_What you will do_:
a - In the text about big cats, rewrite the paragraph beginning "Lions and tigers will never fight" in fewer words, keeping its main facts.
b - Carry on the text about big cats, starting right after its final sentence.

_Text segment_:
Lions don't eat tigers, because they will never get close enough to fight. During the Roman Colosseum they actually had to chain lions and tigers close enough to each other that they were both so uncomfortable that they would attack each other. The reason they both don't attack is because they invariably both die. Even Rome's celebrity lion, it's one of the few actual lions named by scholars at the time, died during mid fight due to so many injuries that a juvenile leopard, (IIRC) which is the smallest of all the big cats, easily killed it during its final fight.
Lions and tigers will never fight, they don't even exist in the same territory. Jaguar's live not only on a different continent, but in an entirely different hemisphere. That leaves the Leopard, which is the smallest of all the Big Cats and as such will always retreat from a confrontation.
However, Hyenas have been known to kill Lions and vice versa. In fact, out of all apex predator species the two behave strangely because not only do they guard their territory from each other, which is strange because apex predators usually disregard each other as it's deadly not to. However, Hyena's are occasionally the prey of a Leopard despite Hyena's being able to scare a Leopard away from prey.
It's exceedingly simplistic to assume something from animals given the extremely complex relationships and higherarchies that are carried out. Tigers are the most territory dominant of all the Big Cats, yet they have been seen to offer food to multiple females and cubs, they've even been seen offering food to completely unrelated males despite the fact they will usually fight over a prey.

_Records from a collection_:
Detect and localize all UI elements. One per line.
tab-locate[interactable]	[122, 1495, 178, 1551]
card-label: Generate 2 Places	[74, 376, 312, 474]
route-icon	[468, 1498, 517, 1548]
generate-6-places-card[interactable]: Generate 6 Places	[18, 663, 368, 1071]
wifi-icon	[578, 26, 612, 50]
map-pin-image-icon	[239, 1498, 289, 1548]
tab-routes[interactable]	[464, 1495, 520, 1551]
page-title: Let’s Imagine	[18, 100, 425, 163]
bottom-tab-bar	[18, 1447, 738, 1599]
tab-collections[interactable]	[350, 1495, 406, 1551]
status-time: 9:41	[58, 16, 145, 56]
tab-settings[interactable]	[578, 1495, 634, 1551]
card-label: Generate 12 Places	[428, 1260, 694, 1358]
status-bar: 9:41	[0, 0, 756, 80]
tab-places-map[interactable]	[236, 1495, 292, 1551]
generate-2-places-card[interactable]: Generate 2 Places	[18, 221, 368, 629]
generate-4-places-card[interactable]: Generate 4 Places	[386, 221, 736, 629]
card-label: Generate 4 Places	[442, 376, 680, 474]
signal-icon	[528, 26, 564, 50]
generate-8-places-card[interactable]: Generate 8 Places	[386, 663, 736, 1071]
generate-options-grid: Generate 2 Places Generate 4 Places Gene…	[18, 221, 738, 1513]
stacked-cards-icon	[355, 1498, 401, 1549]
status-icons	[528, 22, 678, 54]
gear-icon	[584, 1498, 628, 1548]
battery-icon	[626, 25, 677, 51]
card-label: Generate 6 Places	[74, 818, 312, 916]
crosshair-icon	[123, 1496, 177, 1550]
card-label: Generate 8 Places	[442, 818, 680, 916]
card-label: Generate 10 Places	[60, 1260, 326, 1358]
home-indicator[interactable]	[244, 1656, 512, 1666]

_Task-by-task results_:
a - Lions and tigers never fight because they don't share territory. Jaguars live on a different continent, in another hemisphere. The leopard, the smallest big cat, always backs away from a confrontation.

b -
It's somewhat true that an animal will not eat its own kind, but that's rather ignorant thinking because we're assuming a tiger is actually edible to another tiger. Humans aren't truly edible to another human, we're actually rather nutritionally poor by all standards. We suck at producing vitamins, your average goat produces 15,000mg of vitamin C a day, we produce 0mg in a lifetime. Eating a goat gets me nutrition, where as eating a human gets me rather nutrient poor protein.
Humans frequently have to be careful over what organs of animals we eat, because when we encountered Polar Bears people were getting Vitamin A poisoning. This not only likely happened when the Inuit started hunting Polar Bear, but is documented to have happened again when people started sailing to the North Pole.
Humans likely ate Neanderthals, but likely only as often as we ate each other, which largely depends on famines. When early man ran out of food, instead of choosing each other they might have chosen the Neanderthals instead. However, humans still eat our own species up to this day, and during famines, so do many other apex predators.
Pigs frequently eat their own young, in fact it's the leading reason for infant death in the species. Chimpanzees too are known to eat their own young, and sometimes others young. This extends to all cat species, all wolf/dog/fox species, a fair amount of primates, humans, bears and also happens frequently in certain species of fish. It's also documented in Bottlenose Dolphin, however it doesn't seem documented in any other aquatic mammals.
Then there's the whole sexual cannibalism thing in many species of insect. There is also size-structured cannibalism which occurs in many insect species, but notably in some squirrels too where the large will frequently consume the young, not usually infants though.
Quite literally, there is nothing in our D.N.A. telling us not to eat our close relatives, in fact there's more conclusive evidence on what species do eat their own than what species don't eat their own.
Also, I'm not clear on whether the stigma against cannibalism is mainly based on social pressure or stems from our biological programming.